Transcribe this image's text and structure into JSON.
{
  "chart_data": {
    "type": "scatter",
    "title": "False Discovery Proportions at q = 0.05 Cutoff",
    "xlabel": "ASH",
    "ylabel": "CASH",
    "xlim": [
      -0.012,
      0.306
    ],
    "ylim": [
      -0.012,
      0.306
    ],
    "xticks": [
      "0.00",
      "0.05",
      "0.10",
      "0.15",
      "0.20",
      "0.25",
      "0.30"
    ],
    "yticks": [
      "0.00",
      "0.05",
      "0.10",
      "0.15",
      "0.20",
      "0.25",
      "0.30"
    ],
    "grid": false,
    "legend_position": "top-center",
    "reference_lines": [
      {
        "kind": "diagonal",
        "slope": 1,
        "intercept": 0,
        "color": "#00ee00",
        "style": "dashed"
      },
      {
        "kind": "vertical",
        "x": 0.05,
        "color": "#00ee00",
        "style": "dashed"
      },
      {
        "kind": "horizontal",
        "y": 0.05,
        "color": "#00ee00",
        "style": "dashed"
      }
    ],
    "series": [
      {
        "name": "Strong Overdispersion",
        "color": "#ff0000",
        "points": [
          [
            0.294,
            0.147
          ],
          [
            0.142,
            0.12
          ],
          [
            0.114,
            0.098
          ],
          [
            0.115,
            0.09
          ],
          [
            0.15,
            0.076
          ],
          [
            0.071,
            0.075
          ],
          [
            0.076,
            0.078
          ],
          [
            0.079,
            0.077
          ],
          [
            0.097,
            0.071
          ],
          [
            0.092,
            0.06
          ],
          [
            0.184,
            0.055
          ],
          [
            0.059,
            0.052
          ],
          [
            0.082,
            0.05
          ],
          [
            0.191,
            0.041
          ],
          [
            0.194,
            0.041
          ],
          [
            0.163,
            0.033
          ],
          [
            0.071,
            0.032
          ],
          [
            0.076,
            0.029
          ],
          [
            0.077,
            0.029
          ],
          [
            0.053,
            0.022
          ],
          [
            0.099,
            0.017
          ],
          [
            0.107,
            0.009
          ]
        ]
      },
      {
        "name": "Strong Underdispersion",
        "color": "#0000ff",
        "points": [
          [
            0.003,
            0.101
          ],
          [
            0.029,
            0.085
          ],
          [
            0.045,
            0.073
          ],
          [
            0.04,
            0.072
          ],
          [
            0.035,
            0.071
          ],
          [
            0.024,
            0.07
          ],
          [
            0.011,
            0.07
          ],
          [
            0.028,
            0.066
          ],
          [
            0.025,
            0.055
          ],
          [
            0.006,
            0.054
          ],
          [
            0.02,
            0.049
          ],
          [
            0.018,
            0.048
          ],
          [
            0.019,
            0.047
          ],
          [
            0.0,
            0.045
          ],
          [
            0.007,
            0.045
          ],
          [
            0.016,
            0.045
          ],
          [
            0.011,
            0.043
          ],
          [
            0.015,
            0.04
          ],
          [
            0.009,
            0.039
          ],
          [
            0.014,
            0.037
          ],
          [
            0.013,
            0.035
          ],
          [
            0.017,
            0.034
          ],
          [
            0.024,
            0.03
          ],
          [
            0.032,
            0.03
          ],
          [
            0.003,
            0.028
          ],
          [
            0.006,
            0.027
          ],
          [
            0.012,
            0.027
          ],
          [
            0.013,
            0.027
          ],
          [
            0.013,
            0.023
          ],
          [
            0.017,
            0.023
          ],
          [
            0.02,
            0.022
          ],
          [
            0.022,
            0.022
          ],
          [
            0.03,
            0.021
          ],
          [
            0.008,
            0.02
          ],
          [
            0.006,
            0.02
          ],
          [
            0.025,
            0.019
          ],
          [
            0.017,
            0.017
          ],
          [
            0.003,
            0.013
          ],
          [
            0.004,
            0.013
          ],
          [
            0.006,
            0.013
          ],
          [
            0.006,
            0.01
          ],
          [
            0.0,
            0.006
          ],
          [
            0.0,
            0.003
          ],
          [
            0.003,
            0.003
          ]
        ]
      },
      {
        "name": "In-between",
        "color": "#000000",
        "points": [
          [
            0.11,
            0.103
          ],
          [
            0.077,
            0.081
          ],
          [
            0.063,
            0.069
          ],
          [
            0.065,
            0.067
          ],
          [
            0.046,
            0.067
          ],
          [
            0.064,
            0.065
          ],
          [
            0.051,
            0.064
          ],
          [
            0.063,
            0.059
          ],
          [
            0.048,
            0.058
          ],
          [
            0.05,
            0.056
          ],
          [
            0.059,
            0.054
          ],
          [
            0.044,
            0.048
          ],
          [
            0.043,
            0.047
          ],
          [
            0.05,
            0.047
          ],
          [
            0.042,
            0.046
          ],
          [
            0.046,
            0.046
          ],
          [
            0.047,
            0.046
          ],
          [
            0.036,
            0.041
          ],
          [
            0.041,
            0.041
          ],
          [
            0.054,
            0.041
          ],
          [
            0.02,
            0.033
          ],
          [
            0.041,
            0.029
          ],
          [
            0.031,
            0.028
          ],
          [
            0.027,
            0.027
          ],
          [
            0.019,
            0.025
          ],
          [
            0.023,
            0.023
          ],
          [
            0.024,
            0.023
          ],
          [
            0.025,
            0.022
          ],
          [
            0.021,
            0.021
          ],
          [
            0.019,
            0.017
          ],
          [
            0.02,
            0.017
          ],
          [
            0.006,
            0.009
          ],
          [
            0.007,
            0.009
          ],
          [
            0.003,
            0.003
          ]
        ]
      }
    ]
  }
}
+ + + +
• _Exercise description_: Print every entry exactly as it appears.

• _Right answer_:
Transcribe this image's text and structure into JSON.
{
  "chart_data": {
    "type": "scatter",
    "title": "False Discovery Proportions at q = 0.05 Cutoff",
    "xlabel": "ASH",
    "ylabel": "CASH",
    "xlim": [
      -0.012,
      0.306
    ],
    "ylim": [
      -0.012,
      0.306
    ],
    "xticks": [
      "0.00",
      "0.05",
      "0.10",
      "0.15",
      "0.20",
      "0.25",
      "0.30"
    ],
    "yticks": [
      "0.00",
      "0.05",
      "0.10",
      "0.15",
      "0.20",
      "0.25",
      "0.30"
    ],
    "grid": false,
    "legend_position": "top-center",
    "reference_lines": [
      {
        "kind": "diagonal",
        "slope": 1,
        "intercept": 0,
        "color": "#00ee00",
        "style": "dashed"
      },
      {
        "kind": "vertical",
        "x": 0.05,
        "color": "#00ee00",
        "style": "dashed"
      },
      {
        "kind": "horizontal",
        "y": 0.05,
        "color": "#00ee00",
        "style": "dashed"
      }
    ],
    "series": [
      {
        "name": "Strong Overdispersion",
        "color": "#ff0000",
        "points": [
          [
            0.294,
            0.147
          ],
          [
            0.142,
            0.12
          ],
          [
            0.114,
            0.098
          ],
          [
            0.115,
            0.09
          ],
          [
            0.15,
            0.076
          ],
          [
            0.071,
            0.075
          ],
          [
            0.076,
            0.078
          ],
          [
            0.079,
            0.077
          ],
          [
            0.097,
            0.071
          ],
          [
            0.092,
            0.06
          ],
          [
            0.184,
            0.055
          ],
          [
            0.059,
            0.052
          ],
          [
            0.082,
            0.05
          ],
          [
            0.191,
            0.041
          ],
          [
            0.194,
            0.041
          ],
          [
            0.163,
            0.033
          ],
          [
            0.071,
            0.032
          ],
          [
            0.076,
            0.029
          ],
          [
            0.077,
            0.029
          ],
          [
            0.053,
            0.022
          ],
          [
            0.099,
            0.017
          ],
          [
            0.107,
            0.009
          ]
        ]
      },
      {
        "name": "Strong Underdispersion",
        "color": "#0000ff",
        "points": [
          [
            0.003,
            0.101
          ],
          [
            0.029,
            0.085
          ],
          [
            0.045,
            0.073
          ],
          [
            0.04,
            0.072
          ],
          [
            0.035,
            0.071
          ],
          [
            0.024,
            0.07
          ],
          [
            0.011,
            0.07
          ],
          [
            0.028,
            0.066
          ],
          [
            0.025,
            0.055
          ],
          [
            0.006,
            0.054
          ],
          [
            0.02,
            0.049
          ],
          [
            0.018,
            0.048
          ],
          [
            0.019,
            0.047
          ],
          [
            0.0,
            0.045
          ],
          [
            0.007,
            0.045
          ],
          [
            0.016,
            0.045
          ],
          [
            0.011,
            0.043
          ],
          [
            0.015,
            0.04
          ],
          [
            0.009,
            0.039
          ],
          [
            0.014,
            0.037
          ],
          [
            0.013,
            0.035
          ],
          [
            0.017,
            0.034
          ],
          [
            0.024,
            0.03
          ],
          [
            0.032,
            0.03
          ],
          [
            0.003,
            0.028
          ],
          [
            0.006,
            0.027
          ],
          [
            0.012,
            0.027
          ],
          [
            0.013,
            0.027
          ],
          [
            0.013,
            0.023
          ],
          [
            0.017,
            0.023
          ],
          [
            0.02,
            0.022
          ],
          [
            0.022,
            0.022
          ],
          [
            0.03,
            0.021
          ],
          [
            0.008,
            0.02
          ],
          [
            0.006,
            0.02
          ],
          [
            0.025,
            0.019
          ],
          [
            0.017,
            0.017
          ],
          [
            0.003,
            0.013
          ],
          [
            0.004,
            0.013
          ],
          [
            0.006,
            0.013
          ],
          [
            0.006,
            0.01
          ],
          [
            0.0,
            0.006
          ],
          [
            0.0,
            0.003
          ],
          [
            0.003,
            0.003
          ]
        ]
      },
      {
        "name": "In-between",
        "color": "#000000",
        "points": [
          [
            0.11,
            0.103
          ],
          [
            0.077,
            0.081
          ],
          [
            0.063,
            0.069
          ],
          [
            0.065,
            0.067
          ],
          [
            0.046,
            0.067
          ],
          [
            0.064,
            0.065
          ],
          [
            0.051,
            0.064
          ],
          [
            0.063,
            0.059
          ],
          [
            0.048,
            0.058
          ],
          [
            0.05,
            0.056
          ],
          [
            0.059,
            0.054
          ],
          [
            0.044,
            0.048
          ],
          [
            0.043,
            0.047
          ],
          [
            0.05,
            0.047
          ],
          [
            0.042,
            0.046
          ],
          [
            0.046,
            0.046
          ],
          [
            0.047,
            0.046
          ],
          [
            0.036,
            0.041
          ],
          [
            0.041,
            0.041
          ],
          [
            0.054,
            0.041
          ],
          [
            0.02,
            0.033
          ],
          [
            0.041,
            0.029
          ],
          [
            0.031,
            0.028
          ],
          [
            0.027,
            0.027
          ],
          [
            0.019,
            0.025
          ],
          [
            0.023,
            0.023
          ],
          [
            0.024,
            0.023
          ],
          [
            0.025,
            0.022
          ],
          [
            0.021,
            0.021
          ],
          [
            0.019,
            0.017
          ],
          [
            0.02,
            0.017
          ],
          [
            0.006,
            0.009
          ],
          [
            0.007,
            0.009
          ],
          [
            0.003,
            0.003
          ]
        ]
      }
    ]
  }
}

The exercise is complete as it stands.